━━━ DATA TO USE ━━━
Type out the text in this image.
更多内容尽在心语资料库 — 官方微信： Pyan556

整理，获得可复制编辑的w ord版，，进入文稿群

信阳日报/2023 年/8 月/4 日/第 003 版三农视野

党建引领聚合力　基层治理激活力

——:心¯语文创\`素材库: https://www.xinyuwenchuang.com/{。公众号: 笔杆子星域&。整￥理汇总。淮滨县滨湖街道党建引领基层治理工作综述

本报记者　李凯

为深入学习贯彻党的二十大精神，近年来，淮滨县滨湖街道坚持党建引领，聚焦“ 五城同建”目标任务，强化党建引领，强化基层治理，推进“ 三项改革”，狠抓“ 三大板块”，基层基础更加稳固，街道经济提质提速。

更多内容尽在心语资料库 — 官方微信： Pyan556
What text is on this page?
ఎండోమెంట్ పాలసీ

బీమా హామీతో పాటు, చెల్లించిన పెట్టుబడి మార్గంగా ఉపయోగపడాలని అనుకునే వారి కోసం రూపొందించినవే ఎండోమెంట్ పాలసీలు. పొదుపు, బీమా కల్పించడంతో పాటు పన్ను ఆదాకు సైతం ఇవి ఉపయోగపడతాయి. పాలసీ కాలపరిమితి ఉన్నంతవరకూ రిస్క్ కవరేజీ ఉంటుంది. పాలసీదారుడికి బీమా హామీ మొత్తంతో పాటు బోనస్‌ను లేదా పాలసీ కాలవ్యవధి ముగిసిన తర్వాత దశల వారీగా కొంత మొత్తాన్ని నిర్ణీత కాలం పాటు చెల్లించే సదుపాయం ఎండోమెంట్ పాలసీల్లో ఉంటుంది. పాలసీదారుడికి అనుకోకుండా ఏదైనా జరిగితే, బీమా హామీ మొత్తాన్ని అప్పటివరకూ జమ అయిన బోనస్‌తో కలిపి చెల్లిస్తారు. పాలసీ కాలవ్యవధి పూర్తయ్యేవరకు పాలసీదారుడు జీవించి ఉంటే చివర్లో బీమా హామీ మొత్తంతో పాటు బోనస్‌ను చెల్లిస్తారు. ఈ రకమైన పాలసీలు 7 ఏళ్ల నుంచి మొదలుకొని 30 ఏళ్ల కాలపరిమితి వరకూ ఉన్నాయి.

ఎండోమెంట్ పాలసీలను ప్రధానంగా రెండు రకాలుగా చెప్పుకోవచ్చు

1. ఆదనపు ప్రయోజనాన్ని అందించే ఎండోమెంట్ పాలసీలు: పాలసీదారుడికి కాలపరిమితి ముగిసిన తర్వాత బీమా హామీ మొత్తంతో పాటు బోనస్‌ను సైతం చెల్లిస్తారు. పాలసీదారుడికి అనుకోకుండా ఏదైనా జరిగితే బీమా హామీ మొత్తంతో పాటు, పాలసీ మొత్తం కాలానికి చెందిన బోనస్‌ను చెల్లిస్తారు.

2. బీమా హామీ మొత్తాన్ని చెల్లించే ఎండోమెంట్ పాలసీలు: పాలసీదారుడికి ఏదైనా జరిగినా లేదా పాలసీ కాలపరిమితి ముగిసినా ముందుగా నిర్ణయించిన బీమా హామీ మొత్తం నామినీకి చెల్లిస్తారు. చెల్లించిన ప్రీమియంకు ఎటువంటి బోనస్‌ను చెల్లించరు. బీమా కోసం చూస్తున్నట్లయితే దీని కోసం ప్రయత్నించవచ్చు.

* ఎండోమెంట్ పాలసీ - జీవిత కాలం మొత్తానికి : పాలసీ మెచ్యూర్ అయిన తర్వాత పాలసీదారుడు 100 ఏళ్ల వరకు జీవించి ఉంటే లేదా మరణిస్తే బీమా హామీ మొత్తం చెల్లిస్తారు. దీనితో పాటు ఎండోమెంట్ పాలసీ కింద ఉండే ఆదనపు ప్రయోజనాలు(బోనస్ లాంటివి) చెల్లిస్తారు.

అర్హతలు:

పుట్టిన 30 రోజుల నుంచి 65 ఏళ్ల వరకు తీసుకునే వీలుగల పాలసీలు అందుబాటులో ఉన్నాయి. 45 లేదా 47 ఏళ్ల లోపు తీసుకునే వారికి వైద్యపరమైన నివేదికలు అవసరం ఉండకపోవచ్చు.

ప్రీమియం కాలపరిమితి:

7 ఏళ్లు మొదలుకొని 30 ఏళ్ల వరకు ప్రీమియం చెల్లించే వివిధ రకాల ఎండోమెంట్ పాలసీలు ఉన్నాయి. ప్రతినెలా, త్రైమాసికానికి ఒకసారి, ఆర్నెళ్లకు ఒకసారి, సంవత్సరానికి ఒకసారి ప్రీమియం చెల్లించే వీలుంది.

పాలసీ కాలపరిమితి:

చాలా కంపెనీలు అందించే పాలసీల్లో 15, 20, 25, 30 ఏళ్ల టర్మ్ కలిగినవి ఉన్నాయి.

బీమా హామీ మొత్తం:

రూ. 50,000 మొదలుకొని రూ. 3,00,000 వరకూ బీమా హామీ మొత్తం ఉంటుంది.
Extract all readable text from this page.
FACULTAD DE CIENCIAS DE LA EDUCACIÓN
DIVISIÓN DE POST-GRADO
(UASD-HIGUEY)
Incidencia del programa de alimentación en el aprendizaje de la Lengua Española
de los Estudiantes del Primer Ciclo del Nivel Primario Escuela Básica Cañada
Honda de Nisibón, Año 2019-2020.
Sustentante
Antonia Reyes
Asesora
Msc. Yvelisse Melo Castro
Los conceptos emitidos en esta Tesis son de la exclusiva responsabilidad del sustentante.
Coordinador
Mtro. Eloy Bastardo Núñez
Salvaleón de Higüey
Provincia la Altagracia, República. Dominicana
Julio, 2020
━━━
- **PROBLEM DESCRIPTION**
Give only the number of lines in the data that hold the string "page".

- **WRITTEN ANSWER**
2